(Dataset items)

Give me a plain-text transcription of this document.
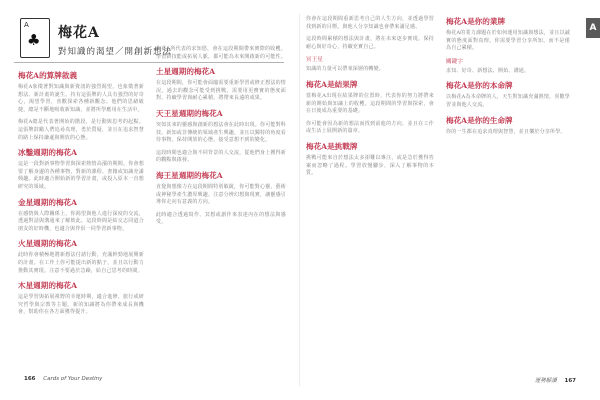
A
♣ 梅花A
對知識的渴望／開創新想法
梅花A的算牌敘義
梅花A象徵著對知識與新資訊的強烈渴望，也象徵著新想法、新計畫的誕生。持有這張牌的人具有強烈的好奇心，渴望學習，喜歡探索各種新觀念。他們的思緒敏捷，總是不斷地吸收新知識，並將所學應用在生活中。
梅花A總是代表著開始的階段，是行動與思考的起點。這張牌鼓勵人們追尋真理，勇於質疑，並且在追求智慧的路上保持謙遜與開放的心態。
冰鑿週期的梅花A
這是一段對新事物學習與探索熱情高漲的期間。你會想要了解身邊的各種事物，對新的課程、書籍或知識充滿興趣。此時適合開始新的學習計畫，或投入原本一直想研究的領域。
金星週期的梅花A
在感情與人際關係上，你渴望與他人進行深度的交流，透過對話與溝通來了解彼此。這段時間是結交志同道合朋友的好時機，也適合與伴侶一同學習新事物。
火星週期的梅花A
此時你會積極地將新想法付諸行動，充滿幹勁地展開新的計畫。在工作上你可能提出新的點子，並且以行動力推動其實現。注意不要過於急躁，給自己思考的時間。
木星週期的梅花A
這是學習與拓展視野的幸運時期，適合進修、旅行或研究哲學與宗教等主題。新的知識將為你帶來成長與機會，幫助你在各方面獲得提升。
梅花A所代表的求知慾，會在這段期間帶來實際的收穫。學習新技能或拓展人脈，都可能為未來開啟新的可能性。
土星週期的梅花A
在這段期間，你可能會面臨需要重新學習或修正想法的情況。過去的觀念可能受到挑戰，需要用更務實的態度面對。持續學習與耐心累積，將帶來長遠的成果。
天王星週期的梅花A
突如其來的靈感與創新的想法會在此時出現。你可能對科技、新知或非傳統的領域產生興趣，並且以獨特的角度看待事物。保持開放的心態，接受意想不到的變化。
這段時間也適合與不同背景的人交流，從他們身上獲得新的觀點與啟發。
海王星週期的梅花A
直覺與想像力在這段期間特別敏銳，你可能對心靈、藝術或神秘學產生濃厚興趣。注意分辨幻想與現實，讓靈感引導你走向有意義的方向。
此時適合透過寫作、冥想或創作來表達內在的想法與感受。
166 Cards of Your Destiny
你會在這段期間重新思考自己的人生方向，並透過學習找到新的目標。與他人分享知識也會帶來滿足感。
這段時間累積的想法與計畫，將在未來逐步實現。保持耐心與好奇心，持續充實自己。
冥王星
知識的力量可以帶來深層的轉變。
梅花A是結果牌
當梅花A出現在結果牌的位置時，代表你的努力將帶來新的開始與知識上的收穫。這段期間的學習與探索，會在日後成為重要的基礎。
你可能會因為新的想法而找到前進的方向，並且在工作或生活上展開新的篇章。
梅花A是挑戰牌
挑戰可能來自於想法太多卻難以專注，或是急於獲得答案而忽略了過程。學習放慢腳步，深入了解事物的本質。
梅花A是你的業牌
梅花A的業力課題在於如何運用知識與想法，並且以誠實的態度面對真理。你需要學習分享所知，而不是僅為自己累積。
關鍵字
求知、好奇、新想法、開始、溝通。
梅花A是你的本命牌
以梅花A為本命牌的人，天生對知識充滿熱情，喜歡學習並與他人交流。
梅花A是你的生命牌
你的一生都在追求真理與智慧，並且樂於分享所學。
運勢解讀 167
A
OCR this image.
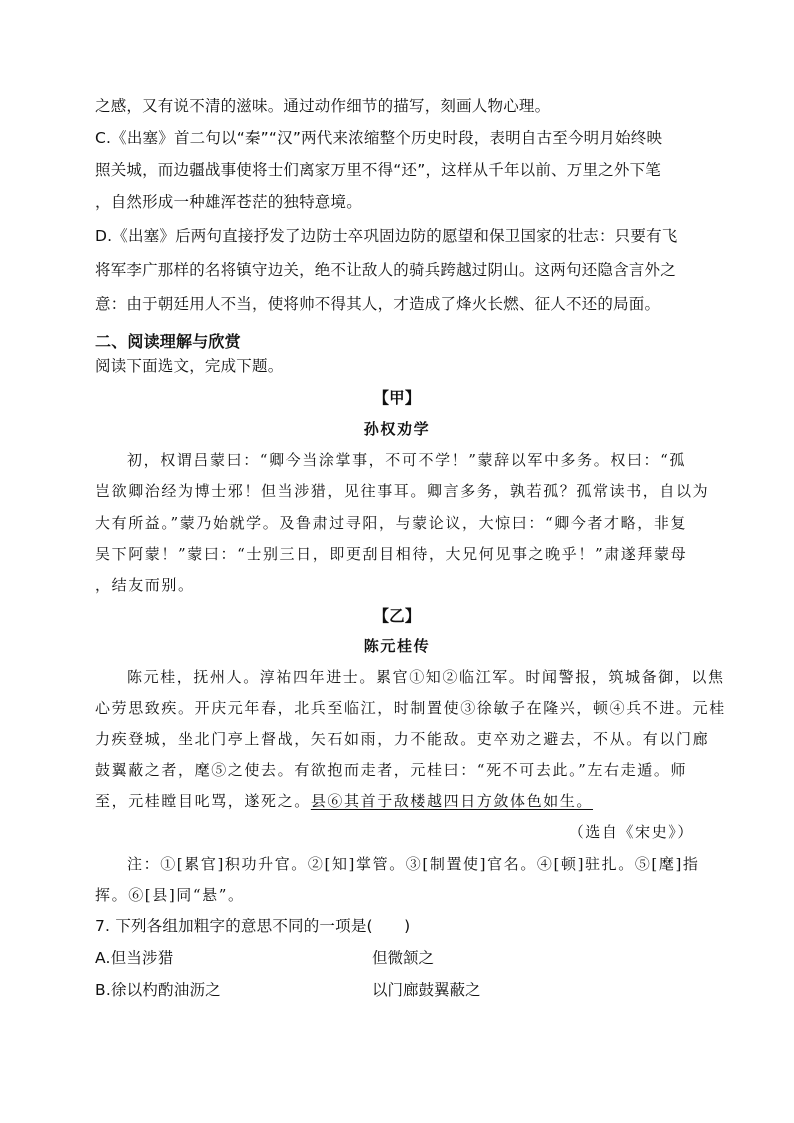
之感，又有说不清的滋味。通过动作细节的描写，刻画人物心理。
C.《出塞》首二句以“秦”“汉”两代来浓缩整个历史时段，表明自古至今明月始终映
照关城，而边疆战事使将士们离家万里不得“还”，这样从千年以前、万里之外下笔
，自然形成一种雄浑苍茫的独特意境。
D.《出塞》后两句直接抒发了边防士卒巩固边防的愿望和保卫国家的壮志：只要有飞
将军李广那样的名将镇守边关，绝不让敌人的骑兵跨越过阴山。这两句还隐含言外之
意：由于朝廷用人不当，使将帅不得其人，才造成了烽火长燃、征人不还的局面。
二、阅读理解与欣赏
阅读下面选文，完成下题。
【甲】
孙权劝学
初，权谓吕蒙曰：“卿今当涂掌事，不可不学！”蒙辞以军中多务。权曰：“孤
岂欲卿治经为博士邪！但当涉猎，见往事耳。卿言多务，孰若孤？孤常读书，自以为
大有所益。”蒙乃始就学。及鲁肃过寻阳，与蒙论议，大惊曰：“卿今者才略，非复
吴下阿蒙！”蒙曰：“士别三日，即更刮目相待，大兄何见事之晚乎！”肃遂拜蒙母
，结友而别。
【乙】
陈元桂传
陈元桂，抚州人。淳祐四年进士。累官①知②临江军。时闻警报，筑城备御，以焦
心劳思致疾。开庆元年春，北兵至临江，时制置使③徐敏子在隆兴，顿④兵不进。元桂
力疾登城，坐北门亭上督战，矢石如雨，力不能敌。吏卒劝之避去，不从。有以门廊
鼓翼蔽之者，麾⑤之使去。有欲抱而走者，元桂曰：“死不可去此。”左右走遁。师
至，元桂瞠目叱骂，遂死之。县⑥其首于敌楼越四日方敛体色如生。
（选自《宋史》）
注：①[累官]积功升官。②[知]掌管。③[制置使]官名。④[顿]驻扎。⑤[麾]指
挥。⑥[县]同“悬”。
7. 下列各组加粗字的意思不同的一项是(　　)
A.但当涉猎	但微颔之
B.徐以杓酌油沥之	以门廊鼓翼蔽之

- _TO BE DONE_: Write the number of lines containing the word "this" and nothing besides it.

- _COMPLETE OUTPUT_: 2